Saved data entries:
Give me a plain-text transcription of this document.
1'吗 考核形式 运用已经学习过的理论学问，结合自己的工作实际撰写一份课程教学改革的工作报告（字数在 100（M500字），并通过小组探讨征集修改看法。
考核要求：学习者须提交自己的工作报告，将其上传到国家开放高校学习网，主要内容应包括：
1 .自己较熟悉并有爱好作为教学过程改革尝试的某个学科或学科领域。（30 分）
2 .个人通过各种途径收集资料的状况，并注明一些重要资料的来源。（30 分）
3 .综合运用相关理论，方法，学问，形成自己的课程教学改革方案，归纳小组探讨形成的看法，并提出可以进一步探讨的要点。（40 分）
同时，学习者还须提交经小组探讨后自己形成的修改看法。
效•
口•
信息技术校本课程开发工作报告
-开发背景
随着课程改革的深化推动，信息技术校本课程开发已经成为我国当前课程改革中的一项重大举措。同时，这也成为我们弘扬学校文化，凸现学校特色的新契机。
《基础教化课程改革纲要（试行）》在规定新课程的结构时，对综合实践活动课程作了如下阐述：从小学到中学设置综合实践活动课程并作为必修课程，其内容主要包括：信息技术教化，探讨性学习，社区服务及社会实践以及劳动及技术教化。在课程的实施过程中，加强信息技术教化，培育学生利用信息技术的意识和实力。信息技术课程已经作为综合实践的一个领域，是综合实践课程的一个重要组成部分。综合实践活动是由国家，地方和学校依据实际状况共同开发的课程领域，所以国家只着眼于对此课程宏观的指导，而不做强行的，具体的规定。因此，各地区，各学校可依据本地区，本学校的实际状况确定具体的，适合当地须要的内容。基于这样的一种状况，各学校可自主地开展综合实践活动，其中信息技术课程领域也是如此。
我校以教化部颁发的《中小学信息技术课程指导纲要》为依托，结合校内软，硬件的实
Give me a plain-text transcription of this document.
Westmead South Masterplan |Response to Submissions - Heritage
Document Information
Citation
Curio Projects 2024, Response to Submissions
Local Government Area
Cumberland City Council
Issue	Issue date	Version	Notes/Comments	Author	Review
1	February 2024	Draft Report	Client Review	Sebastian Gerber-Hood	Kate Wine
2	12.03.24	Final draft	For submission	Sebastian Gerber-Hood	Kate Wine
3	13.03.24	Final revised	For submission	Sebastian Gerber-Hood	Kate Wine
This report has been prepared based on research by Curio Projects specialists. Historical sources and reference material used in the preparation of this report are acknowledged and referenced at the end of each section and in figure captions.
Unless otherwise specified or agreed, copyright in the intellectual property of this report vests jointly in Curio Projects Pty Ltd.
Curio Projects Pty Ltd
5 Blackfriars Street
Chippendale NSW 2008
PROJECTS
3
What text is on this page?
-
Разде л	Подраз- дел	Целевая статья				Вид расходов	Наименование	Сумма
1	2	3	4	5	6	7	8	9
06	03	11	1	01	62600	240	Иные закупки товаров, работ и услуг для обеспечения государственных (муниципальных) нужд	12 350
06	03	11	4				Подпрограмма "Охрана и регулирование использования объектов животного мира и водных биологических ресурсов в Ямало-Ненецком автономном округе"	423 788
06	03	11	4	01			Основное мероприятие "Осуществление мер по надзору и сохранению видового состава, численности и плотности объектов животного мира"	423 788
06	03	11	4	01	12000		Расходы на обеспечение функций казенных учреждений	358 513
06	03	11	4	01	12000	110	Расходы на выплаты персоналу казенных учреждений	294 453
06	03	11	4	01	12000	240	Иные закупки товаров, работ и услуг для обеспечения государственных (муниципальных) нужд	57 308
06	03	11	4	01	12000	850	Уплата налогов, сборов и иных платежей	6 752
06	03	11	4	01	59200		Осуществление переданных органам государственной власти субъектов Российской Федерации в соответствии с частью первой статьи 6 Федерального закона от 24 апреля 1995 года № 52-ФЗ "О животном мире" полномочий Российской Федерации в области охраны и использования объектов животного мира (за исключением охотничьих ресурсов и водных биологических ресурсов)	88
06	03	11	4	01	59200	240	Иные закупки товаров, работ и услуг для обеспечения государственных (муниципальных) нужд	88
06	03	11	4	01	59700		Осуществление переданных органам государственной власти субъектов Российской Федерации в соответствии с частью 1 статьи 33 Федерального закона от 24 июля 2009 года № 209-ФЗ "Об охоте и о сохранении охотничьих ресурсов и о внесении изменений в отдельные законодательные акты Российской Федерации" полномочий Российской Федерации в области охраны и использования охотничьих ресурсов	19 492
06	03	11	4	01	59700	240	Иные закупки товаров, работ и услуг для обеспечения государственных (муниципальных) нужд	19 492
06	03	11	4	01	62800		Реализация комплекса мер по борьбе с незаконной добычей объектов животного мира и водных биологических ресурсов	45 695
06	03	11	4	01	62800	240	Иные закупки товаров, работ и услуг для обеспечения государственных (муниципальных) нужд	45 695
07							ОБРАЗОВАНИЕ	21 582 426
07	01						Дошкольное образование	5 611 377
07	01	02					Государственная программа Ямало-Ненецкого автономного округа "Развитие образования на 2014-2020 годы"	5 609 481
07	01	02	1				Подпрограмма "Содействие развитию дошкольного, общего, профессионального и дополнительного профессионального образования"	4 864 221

*Task to carry out*:
Print the entries exactly. Include every one.

*Solution to the problem*:
Give me a plain-text transcription of this document.
1'吗 考核形式 运用已经学习过的理论学问，结合自己的工作实际撰写一份课程教学改革的工作报告（字数在 100（M500字），并通过小组探讨征集修改看法。
考核要求：学习者须提交自己的工作报告，将其上传到国家开放高校学习网，主要内容应包括：
1 .自己较熟悉并有爱好作为教学过程改革尝试的某个学科或学科领域。（30 分）
2 .个人通过各种途径收集资料的状况，并注明一些重要资料的来源。（30 分）
3 .综合运用相关理论，方法，学问，形成自己的课程教学改革方案，归纳小组探讨形成的看法，并提出可以进一步探讨的要点。（40 分）
同时，学习者还须提交经小组探讨后自己形成的修改看法。
效•
口•
信息技术校本课程开发工作报告
-开发背景
随着课程改革的深化推动，信息技术校本课程开发已经成为我国当前课程改革中的一项重大举措。同时，这也成为我们弘扬学校文化，凸现学校特色的新契机。
《基础教化课程改革纲要（试行）》在规定新课程的结构时，对综合实践活动课程作了如下阐述：从小学到中学设置综合实践活动课程并作为必修课程，其内容主要包括：信息技术教化，探讨性学习，社区服务及社会实践以及劳动及技术教化。在课程的实施过程中，加强信息技术教化，培育学生利用信息技术的意识和实力。信息技术课程已经作为综合实践的一个领域，是综合实践课程的一个重要组成部分。综合实践活动是由国家，地方和学校依据实际状况共同开发的课程领域，所以国家只着眼于对此课程宏观的指导，而不做强行的，具体的规定。因此，各地区，各学校可依据本地区，本学校的实际状况确定具体的，适合当地须要的内容。基于这样的一种状况，各学校可自主地开展综合实践活动，其中信息技术课程领域也是如此。
我校以教化部颁发的《中小学信息技术课程指导纲要》为依托，结合校内软，硬件的实
Give me a plain-text transcription of this document.
Westmead South Masterplan |Response to Submissions - Heritage
Document Information
Citation
Curio Projects 2024, Response to Submissions
Local Government Area
Cumberland City Council
Issue	Issue date	Version	Notes/Comments	Author	Review
1	February 2024	Draft Report	Client Review	Sebastian Gerber-Hood	Kate Wine
2	12.03.24	Final draft	For submission	Sebastian Gerber-Hood	Kate Wine
3	13.03.24	Final revised	For submission	Sebastian Gerber-Hood	Kate Wine
This report has been prepared based on research by Curio Projects specialists. Historical sources and reference material used in the preparation of this report are acknowledged and referenced at the end of each section and in figure captions.
Unless otherwise specified or agreed, copyright in the intellectual property of this report vests jointly in Curio Projects Pty Ltd.
Curio Projects Pty Ltd
5 Blackfriars Street
Chippendale NSW 2008
PROJECTS
3
What text is on this page?
-
Разде л	Подраз- дел	Целевая статья				Вид расходов	Наименование	Сумма
1	2	3	4	5	6	7	8	9
06	03	11	1	01	62600	240	Иные закупки товаров, работ и услуг для обеспечения государственных (муниципальных) нужд	12 350
06	03	11	4				Подпрограмма "Охрана и регулирование использования объектов животного мира и водных биологических ресурсов в Ямало-Ненецком автономном округе"	423 788
06	03	11	4	01			Основное мероприятие "Осуществление мер по надзору и сохранению видового состава, численности и плотности объектов животного мира"	423 788
06	03	11	4	01	12000		Расходы на обеспечение функций казенных учреждений	358 513
06	03	11	4	01	12000	110	Расходы на выплаты персоналу казенных учреждений	294 453
06	03	11	4	01	12000	240	Иные закупки товаров, работ и услуг для обеспечения государственных (муниципальных) нужд	57 308
06	03	11	4	01	12000	850	Уплата налогов, сборов и иных платежей	6 752
06	03	11	4	01	59200		Осуществление переданных органам государственной власти субъектов Российской Федерации в соответствии с частью первой статьи 6 Федерального закона от 24 апреля 1995 года № 52-ФЗ "О животном мире" полномочий Российской Федерации в области охраны и использования объектов животного мира (за исключением охотничьих ресурсов и водных биологических ресурсов)	88
06	03	11	4	01	59200	240	Иные закупки товаров, работ и услуг для обеспечения государственных (муниципальных) нужд	88
06	03	11	4	01	59700		Осуществление переданных органам государственной власти субъектов Российской Федерации в соответствии с частью 1 статьи 33 Федерального закона от 24 июля 2009 года № 209-ФЗ "Об охоте и о сохранении охотничьих ресурсов и о внесении изменений в отдельные законодательные акты Российской Федерации" полномочий Российской Федерации в области охраны и использования охотничьих ресурсов	19 492
06	03	11	4	01	59700	240	Иные закупки товаров, работ и услуг для обеспечения государственных (муниципальных) нужд	19 492
06	03	11	4	01	62800		Реализация комплекса мер по борьбе с незаконной добычей объектов животного мира и водных биологических ресурсов	45 695
06	03	11	4	01	62800	240	Иные закупки товаров, работ и услуг для обеспечения государственных (муниципальных) нужд	45 695
07							ОБРАЗОВАНИЕ	21 582 426
07	01						Дошкольное образование	5 611 377
07	01	02					Государственная программа Ямало-Ненецкого автономного округа "Развитие образования на 2014-2020 годы"	5 609 481
07	01	02	1				Подпрограмма "Содействие развитию дошкольного, общего, профессионального и дополнительного профессионального образования"	4 864 221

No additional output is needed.